* [Stored records]:

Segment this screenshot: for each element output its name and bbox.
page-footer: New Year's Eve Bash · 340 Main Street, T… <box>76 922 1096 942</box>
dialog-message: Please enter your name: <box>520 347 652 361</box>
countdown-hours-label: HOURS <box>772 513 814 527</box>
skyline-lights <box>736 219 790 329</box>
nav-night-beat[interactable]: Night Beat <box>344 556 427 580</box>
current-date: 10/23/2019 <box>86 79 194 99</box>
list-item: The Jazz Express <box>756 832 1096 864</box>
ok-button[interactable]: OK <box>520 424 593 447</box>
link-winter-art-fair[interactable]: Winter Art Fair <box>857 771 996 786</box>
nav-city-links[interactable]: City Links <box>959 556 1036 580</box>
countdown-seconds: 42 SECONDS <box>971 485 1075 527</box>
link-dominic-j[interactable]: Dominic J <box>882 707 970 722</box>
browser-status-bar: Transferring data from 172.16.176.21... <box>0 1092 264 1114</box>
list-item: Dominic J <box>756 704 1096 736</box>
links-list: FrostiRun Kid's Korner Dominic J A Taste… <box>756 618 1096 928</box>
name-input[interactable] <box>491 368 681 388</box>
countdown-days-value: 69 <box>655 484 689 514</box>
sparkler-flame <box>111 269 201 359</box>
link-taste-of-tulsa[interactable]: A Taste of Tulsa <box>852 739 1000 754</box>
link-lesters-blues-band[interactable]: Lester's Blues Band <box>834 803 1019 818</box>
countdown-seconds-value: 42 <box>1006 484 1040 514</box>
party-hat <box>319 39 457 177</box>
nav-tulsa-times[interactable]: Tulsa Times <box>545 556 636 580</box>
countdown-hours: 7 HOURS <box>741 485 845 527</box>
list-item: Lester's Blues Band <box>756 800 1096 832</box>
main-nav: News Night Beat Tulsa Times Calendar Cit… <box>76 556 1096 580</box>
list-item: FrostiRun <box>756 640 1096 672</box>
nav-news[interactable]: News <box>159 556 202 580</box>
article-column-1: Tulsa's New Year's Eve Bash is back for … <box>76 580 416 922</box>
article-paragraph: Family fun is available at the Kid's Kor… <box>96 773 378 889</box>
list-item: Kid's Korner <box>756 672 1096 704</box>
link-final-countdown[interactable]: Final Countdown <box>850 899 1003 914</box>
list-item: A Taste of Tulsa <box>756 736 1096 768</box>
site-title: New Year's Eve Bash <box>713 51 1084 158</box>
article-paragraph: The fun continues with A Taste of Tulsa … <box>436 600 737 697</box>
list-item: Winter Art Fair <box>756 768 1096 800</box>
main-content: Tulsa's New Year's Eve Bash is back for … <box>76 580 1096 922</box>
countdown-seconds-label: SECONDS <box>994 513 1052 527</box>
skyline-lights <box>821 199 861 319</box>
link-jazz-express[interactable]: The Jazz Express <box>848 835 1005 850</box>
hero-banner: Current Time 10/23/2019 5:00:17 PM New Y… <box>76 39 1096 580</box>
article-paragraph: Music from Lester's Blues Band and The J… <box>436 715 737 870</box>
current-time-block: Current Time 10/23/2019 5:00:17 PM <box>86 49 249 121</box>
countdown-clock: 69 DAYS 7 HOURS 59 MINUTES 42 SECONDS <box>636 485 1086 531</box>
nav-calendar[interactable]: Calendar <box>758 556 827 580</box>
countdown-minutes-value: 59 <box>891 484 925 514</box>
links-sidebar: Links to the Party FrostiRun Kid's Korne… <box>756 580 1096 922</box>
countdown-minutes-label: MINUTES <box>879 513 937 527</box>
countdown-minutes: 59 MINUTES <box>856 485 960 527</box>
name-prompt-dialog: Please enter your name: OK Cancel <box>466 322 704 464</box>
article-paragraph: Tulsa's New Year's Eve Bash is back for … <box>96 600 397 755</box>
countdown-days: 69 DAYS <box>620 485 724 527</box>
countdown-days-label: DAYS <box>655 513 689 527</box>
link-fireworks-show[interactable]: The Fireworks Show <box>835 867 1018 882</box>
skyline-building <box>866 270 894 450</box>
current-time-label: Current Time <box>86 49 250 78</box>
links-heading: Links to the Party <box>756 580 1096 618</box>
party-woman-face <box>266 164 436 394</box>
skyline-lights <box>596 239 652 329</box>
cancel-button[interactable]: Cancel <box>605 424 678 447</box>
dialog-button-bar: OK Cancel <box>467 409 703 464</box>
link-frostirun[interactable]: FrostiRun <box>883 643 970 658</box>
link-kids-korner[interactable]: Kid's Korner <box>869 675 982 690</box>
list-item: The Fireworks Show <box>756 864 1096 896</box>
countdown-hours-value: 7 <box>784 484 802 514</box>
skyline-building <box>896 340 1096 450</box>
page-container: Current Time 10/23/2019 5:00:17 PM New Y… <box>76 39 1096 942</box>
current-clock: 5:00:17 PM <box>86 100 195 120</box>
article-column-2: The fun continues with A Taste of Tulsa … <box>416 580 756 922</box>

* [What needs to be done]: Copy every one of the lines above verbatim.

* [Worked answer]:
Segment this screenshot: for each element output its name and bbox.
page-footer: New Year's Eve Bash · 340 Main Street, T… <box>76 922 1096 942</box>
dialog-message: Please enter your name: <box>520 347 652 361</box>
countdown-hours-label: HOURS <box>772 513 814 527</box>
skyline-lights <box>736 219 790 329</box>
nav-night-beat[interactable]: Night Beat <box>344 556 427 580</box>
current-date: 10/23/2019 <box>86 79 194 99</box>
list-item: The Jazz Express <box>756 832 1096 864</box>
ok-button[interactable]: OK <box>520 424 593 447</box>
link-winter-art-fair[interactable]: Winter Art Fair <box>857 771 996 786</box>
nav-city-links[interactable]: City Links <box>959 556 1036 580</box>
countdown-seconds: 42 SECONDS <box>971 485 1075 527</box>
link-dominic-j[interactable]: Dominic J <box>882 707 970 722</box>
browser-status-bar: Transferring data from 172.16.176.21... <box>0 1092 264 1114</box>
list-item: Dominic J <box>756 704 1096 736</box>
links-list: FrostiRun Kid's Korner Dominic J A Taste… <box>756 618 1096 928</box>
name-input[interactable] <box>491 368 681 388</box>
countdown-days-value: 69 <box>655 484 689 514</box>
sparkler-flame <box>111 269 201 359</box>
link-taste-of-tulsa[interactable]: A Taste of Tulsa <box>852 739 1000 754</box>
link-lesters-blues-band[interactable]: Lester's Blues Band <box>834 803 1019 818</box>
countdown-seconds-value: 42 <box>1006 484 1040 514</box>
party-hat <box>319 39 457 177</box>
nav-tulsa-times[interactable]: Tulsa Times <box>545 556 636 580</box>
countdown-hours: 7 HOURS <box>741 485 845 527</box>
list-item: Lester's Blues Band <box>756 800 1096 832</box>
main-nav: News Night Beat Tulsa Times Calendar Cit… <box>76 556 1096 580</box>
list-item: FrostiRun <box>756 640 1096 672</box>
nav-news[interactable]: News <box>159 556 202 580</box>
article-column-1: Tulsa's New Year's Eve Bash is back for … <box>76 580 416 922</box>
article-paragraph: Family fun is available at the Kid's Kor… <box>96 773 378 889</box>
list-item: Kid's Korner <box>756 672 1096 704</box>
link-final-countdown[interactable]: Final Countdown <box>850 899 1003 914</box>
list-item: A Taste of Tulsa <box>756 736 1096 768</box>
site-title: New Year's Eve Bash <box>713 51 1084 158</box>
article-paragraph: The fun continues with A Taste of Tulsa … <box>436 600 737 697</box>
list-item: Winter Art Fair <box>756 768 1096 800</box>
main-content: Tulsa's New Year's Eve Bash is back for … <box>76 580 1096 922</box>
countdown-seconds-label: SECONDS <box>994 513 1052 527</box>
skyline-lights <box>821 199 861 319</box>
link-jazz-express[interactable]: The Jazz Express <box>848 835 1005 850</box>
hero-banner: Current Time 10/23/2019 5:00:17 PM New Y… <box>76 39 1096 580</box>
article-paragraph: Music from Lester's Blues Band and The J… <box>436 715 737 870</box>
current-time-block: Current Time 10/23/2019 5:00:17 PM <box>86 49 249 121</box>
countdown-clock: 69 DAYS 7 HOURS 59 MINUTES 42 SECONDS <box>636 485 1086 531</box>
nav-calendar[interactable]: Calendar <box>758 556 827 580</box>
countdown-minutes-value: 59 <box>891 484 925 514</box>
links-sidebar: Links to the Party FrostiRun Kid's Korne… <box>756 580 1096 922</box>
countdown-minutes-label: MINUTES <box>879 513 937 527</box>
countdown-minutes: 59 MINUTES <box>856 485 960 527</box>
name-prompt-dialog: Please enter your name: OK Cancel <box>466 322 704 464</box>
article-paragraph: Tulsa's New Year's Eve Bash is back for … <box>96 600 397 755</box>
countdown-days: 69 DAYS <box>620 485 724 527</box>
countdown-days-label: DAYS <box>655 513 689 527</box>
link-fireworks-show[interactable]: The Fireworks Show <box>835 867 1018 882</box>
skyline-building <box>866 270 894 450</box>
current-time-label: Current Time <box>86 49 250 78</box>
links-heading: Links to the Party <box>756 580 1096 618</box>
party-woman-face <box>266 164 436 394</box>
skyline-lights <box>596 239 652 329</box>
cancel-button[interactable]: Cancel <box>605 424 678 447</box>
dialog-button-bar: OK Cancel <box>467 409 703 464</box>
link-frostirun[interactable]: FrostiRun <box>883 643 970 658</box>
link-kids-korner[interactable]: Kid's Korner <box>869 675 982 690</box>
list-item: The Fireworks Show <box>756 864 1096 896</box>
countdown-hours-value: 7 <box>784 484 802 514</box>
skyline-building <box>896 340 1096 450</box>
page-container: Current Time 10/23/2019 5:00:17 PM New Y… <box>76 39 1096 942</box>
current-clock: 5:00:17 PM <box>86 100 195 120</box>
article-column-2: The fun continues with A Taste of Tulsa … <box>416 580 756 922</box>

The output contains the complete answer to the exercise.